____ Given information
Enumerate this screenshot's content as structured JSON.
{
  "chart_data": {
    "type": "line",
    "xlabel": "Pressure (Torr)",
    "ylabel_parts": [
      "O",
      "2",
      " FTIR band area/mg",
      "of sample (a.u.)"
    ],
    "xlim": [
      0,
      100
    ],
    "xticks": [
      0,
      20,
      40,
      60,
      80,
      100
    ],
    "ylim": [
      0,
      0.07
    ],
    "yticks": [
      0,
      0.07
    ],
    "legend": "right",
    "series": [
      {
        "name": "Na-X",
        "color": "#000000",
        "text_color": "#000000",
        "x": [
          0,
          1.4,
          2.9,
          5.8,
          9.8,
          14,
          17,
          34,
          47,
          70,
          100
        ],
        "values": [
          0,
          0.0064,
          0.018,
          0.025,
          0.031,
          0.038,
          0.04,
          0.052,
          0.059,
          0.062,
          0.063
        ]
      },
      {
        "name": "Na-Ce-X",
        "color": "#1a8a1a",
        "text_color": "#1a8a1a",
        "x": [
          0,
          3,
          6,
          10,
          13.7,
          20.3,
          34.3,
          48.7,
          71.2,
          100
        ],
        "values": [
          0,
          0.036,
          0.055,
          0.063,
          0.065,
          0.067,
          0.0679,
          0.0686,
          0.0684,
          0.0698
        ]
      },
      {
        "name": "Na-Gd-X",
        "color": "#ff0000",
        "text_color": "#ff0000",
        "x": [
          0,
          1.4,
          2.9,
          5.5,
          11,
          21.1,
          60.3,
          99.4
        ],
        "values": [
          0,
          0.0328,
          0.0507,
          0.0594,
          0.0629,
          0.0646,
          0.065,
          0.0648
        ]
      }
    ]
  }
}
________
* _What you will do_
Transcribe each entry precisely, missing none.

* _Solved problem_
Enumerate this screenshot's content as structured JSON.
{
  "chart_data": {
    "type": "line",
    "xlabel": "Pressure (Torr)",
    "ylabel_parts": [
      "O",
      "2",
      " FTIR band area/mg",
      "of sample (a.u.)"
    ],
    "xlim": [
      0,
      100
    ],
    "xticks": [
      0,
      20,
      40,
      60,
      80,
      100
    ],
    "ylim": [
      0,
      0.07
    ],
    "yticks": [
      0,
      0.07
    ],
    "legend": "right",
    "series": [
      {
        "name": "Na-X",
        "color": "#000000",
        "text_color": "#000000",
        "x": [
          0,
          1.4,
          2.9,
          5.8,
          9.8,
          14,
          17,
          34,
          47,
          70,
          100
        ],
        "values": [
          0,
          0.0064,
          0.018,
          0.025,
          0.031,
          0.038,
          0.04,
          0.052,
          0.059,
          0.062,
          0.063
        ]
      },
      {
        "name": "Na-Ce-X",
        "color": "#1a8a1a",
        "text_color": "#1a8a1a",
        "x": [
          0,
          3,
          6,
          10,
          13.7,
          20.3,
          34.3,
          48.7,
          71.2,
          100
        ],
        "values": [
          0,
          0.036,
          0.055,
          0.063,
          0.065,
          0.067,
          0.0679,
          0.0686,
          0.0684,
          0.0698
        ]
      },
      {
        "name": "Na-Gd-X",
        "color": "#ff0000",
        "text_color": "#ff0000",
        "x": [
          0,
          1.4,
          2.9,
          5.5,
          11,
          21.1,
          60.3,
          99.4
        ],
        "values": [
          0,
          0.0328,
          0.0507,
          0.0594,
          0.0629,
          0.0646,
          0.065,
          0.0648
        ]
      }
    ]
  }
}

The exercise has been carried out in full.